Give the number of lines that hold the string "JSON". Nothing else is needed.

◆ Materials provided ◆
==================================================
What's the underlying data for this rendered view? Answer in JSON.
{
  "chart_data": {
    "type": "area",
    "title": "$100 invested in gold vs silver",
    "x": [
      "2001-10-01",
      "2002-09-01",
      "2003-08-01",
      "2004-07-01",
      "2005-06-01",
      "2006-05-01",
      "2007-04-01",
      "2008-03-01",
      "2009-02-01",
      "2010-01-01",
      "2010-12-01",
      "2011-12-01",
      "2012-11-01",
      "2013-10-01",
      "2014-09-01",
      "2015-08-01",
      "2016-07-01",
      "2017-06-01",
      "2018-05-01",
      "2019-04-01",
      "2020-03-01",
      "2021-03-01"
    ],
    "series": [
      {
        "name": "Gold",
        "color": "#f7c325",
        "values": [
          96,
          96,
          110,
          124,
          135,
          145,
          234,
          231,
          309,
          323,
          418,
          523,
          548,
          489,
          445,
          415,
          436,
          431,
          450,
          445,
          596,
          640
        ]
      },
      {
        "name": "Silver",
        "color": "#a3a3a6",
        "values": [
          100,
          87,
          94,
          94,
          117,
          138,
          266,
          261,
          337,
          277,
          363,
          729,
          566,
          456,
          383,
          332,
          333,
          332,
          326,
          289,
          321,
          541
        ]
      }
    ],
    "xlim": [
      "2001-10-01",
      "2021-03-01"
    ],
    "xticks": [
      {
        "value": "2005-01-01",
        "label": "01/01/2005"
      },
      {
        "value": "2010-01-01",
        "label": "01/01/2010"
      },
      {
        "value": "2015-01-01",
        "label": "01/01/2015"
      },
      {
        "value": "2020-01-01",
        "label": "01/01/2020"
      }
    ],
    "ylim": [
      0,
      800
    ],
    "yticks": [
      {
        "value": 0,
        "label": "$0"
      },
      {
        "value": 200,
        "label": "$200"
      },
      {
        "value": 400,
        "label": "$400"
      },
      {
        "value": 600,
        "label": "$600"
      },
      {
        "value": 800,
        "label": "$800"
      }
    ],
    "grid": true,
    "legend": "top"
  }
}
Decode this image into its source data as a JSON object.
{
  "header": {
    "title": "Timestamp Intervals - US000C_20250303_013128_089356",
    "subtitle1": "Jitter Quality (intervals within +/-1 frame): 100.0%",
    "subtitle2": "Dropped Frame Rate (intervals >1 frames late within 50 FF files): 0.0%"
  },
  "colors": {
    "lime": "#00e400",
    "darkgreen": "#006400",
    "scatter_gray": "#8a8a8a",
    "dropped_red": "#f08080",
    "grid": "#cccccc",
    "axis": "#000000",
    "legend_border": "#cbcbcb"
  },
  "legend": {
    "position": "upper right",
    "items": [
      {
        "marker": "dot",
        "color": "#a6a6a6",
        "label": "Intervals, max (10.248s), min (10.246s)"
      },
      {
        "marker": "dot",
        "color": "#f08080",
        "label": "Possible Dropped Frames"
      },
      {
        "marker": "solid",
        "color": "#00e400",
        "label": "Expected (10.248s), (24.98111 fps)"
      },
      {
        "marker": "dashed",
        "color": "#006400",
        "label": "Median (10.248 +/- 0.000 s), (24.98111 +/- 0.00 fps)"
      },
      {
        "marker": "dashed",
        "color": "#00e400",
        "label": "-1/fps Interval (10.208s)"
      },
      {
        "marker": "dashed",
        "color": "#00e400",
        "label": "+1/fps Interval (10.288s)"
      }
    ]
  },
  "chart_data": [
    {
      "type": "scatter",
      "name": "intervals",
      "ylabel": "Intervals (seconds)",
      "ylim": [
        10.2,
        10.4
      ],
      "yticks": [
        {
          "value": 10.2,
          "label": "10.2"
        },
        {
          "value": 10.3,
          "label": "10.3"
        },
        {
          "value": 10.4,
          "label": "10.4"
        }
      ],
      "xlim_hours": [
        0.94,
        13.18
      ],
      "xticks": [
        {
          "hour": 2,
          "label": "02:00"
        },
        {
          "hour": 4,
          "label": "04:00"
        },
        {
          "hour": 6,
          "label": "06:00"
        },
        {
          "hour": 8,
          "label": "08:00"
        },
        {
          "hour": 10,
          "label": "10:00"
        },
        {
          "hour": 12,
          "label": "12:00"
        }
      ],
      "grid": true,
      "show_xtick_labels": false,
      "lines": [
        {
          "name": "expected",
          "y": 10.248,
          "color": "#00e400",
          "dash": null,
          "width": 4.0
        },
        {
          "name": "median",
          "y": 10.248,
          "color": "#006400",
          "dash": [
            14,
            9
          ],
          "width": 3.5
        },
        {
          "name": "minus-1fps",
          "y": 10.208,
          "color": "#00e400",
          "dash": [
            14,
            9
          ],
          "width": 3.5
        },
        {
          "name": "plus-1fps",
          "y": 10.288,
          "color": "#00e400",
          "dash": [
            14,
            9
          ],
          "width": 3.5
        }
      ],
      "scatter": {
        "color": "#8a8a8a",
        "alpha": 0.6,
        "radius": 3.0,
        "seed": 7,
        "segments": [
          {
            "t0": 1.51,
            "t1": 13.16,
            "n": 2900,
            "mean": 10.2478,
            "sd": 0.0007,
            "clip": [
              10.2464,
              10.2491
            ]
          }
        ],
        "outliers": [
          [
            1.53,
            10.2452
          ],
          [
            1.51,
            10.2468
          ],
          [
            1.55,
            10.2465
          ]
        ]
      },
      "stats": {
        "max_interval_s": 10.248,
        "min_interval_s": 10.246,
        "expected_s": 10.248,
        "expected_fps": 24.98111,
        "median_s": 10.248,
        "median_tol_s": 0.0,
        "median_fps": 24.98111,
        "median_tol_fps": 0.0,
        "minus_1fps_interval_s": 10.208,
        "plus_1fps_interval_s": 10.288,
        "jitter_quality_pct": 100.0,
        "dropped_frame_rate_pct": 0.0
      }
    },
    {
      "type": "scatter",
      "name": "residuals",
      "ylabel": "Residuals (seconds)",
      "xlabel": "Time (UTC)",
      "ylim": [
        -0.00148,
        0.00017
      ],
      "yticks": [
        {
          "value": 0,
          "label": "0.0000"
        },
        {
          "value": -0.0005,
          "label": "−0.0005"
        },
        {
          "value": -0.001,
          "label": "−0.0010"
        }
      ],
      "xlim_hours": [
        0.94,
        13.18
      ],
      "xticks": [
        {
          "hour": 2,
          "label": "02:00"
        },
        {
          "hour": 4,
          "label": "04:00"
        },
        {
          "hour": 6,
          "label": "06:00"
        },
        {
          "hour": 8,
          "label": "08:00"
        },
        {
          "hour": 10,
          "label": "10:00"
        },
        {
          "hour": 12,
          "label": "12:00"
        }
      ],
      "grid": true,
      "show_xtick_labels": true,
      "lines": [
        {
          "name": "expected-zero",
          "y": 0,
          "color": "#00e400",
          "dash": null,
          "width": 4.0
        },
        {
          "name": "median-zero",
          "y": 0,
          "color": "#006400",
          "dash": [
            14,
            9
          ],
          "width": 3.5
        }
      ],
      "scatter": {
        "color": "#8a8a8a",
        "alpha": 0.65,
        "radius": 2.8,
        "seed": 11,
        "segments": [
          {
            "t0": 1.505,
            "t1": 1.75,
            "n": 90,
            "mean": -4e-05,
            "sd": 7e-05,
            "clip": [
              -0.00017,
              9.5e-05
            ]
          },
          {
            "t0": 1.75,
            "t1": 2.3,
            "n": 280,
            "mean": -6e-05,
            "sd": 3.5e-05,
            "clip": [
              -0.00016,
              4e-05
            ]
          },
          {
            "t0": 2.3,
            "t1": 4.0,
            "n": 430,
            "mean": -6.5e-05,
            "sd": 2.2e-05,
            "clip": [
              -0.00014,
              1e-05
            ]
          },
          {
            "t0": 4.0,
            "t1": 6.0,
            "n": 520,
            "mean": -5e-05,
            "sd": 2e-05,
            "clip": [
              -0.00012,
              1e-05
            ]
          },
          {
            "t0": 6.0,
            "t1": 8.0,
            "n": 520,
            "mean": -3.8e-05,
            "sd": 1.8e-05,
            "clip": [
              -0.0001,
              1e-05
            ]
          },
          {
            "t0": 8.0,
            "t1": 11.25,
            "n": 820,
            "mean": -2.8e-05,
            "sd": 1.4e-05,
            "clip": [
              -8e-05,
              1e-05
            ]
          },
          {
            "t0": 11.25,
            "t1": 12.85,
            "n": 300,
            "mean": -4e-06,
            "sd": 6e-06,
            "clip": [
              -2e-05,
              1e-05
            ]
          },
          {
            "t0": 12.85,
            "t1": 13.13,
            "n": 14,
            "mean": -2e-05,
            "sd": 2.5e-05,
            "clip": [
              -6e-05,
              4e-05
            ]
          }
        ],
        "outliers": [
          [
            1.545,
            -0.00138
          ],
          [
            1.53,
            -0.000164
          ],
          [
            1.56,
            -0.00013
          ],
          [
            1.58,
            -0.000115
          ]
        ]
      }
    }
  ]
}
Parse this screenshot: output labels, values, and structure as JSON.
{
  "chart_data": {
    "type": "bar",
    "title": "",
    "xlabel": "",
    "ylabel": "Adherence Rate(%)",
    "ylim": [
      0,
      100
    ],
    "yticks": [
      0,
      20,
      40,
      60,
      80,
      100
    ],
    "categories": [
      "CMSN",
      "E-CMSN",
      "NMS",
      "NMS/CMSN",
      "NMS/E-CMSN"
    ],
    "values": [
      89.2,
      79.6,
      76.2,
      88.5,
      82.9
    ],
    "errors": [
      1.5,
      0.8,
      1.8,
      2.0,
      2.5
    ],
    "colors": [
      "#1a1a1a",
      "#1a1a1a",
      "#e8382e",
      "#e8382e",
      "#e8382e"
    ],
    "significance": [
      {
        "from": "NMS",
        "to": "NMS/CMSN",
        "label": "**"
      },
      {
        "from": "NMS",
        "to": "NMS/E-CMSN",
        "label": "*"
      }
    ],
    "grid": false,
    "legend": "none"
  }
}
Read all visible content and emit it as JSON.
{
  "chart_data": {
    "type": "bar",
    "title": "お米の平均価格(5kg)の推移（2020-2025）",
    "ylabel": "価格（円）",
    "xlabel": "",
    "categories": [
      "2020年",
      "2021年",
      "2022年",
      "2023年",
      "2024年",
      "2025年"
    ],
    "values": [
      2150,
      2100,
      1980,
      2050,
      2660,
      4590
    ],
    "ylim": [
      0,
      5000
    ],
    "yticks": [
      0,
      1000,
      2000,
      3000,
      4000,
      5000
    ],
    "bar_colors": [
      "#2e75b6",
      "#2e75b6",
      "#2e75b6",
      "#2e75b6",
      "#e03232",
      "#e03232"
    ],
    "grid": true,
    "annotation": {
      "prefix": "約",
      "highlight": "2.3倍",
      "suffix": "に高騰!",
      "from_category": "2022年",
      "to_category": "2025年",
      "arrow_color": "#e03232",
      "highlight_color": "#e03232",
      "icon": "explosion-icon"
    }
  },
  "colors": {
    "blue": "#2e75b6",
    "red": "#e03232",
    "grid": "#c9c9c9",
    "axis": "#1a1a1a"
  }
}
==================================================
◆ Complete answer ◆
4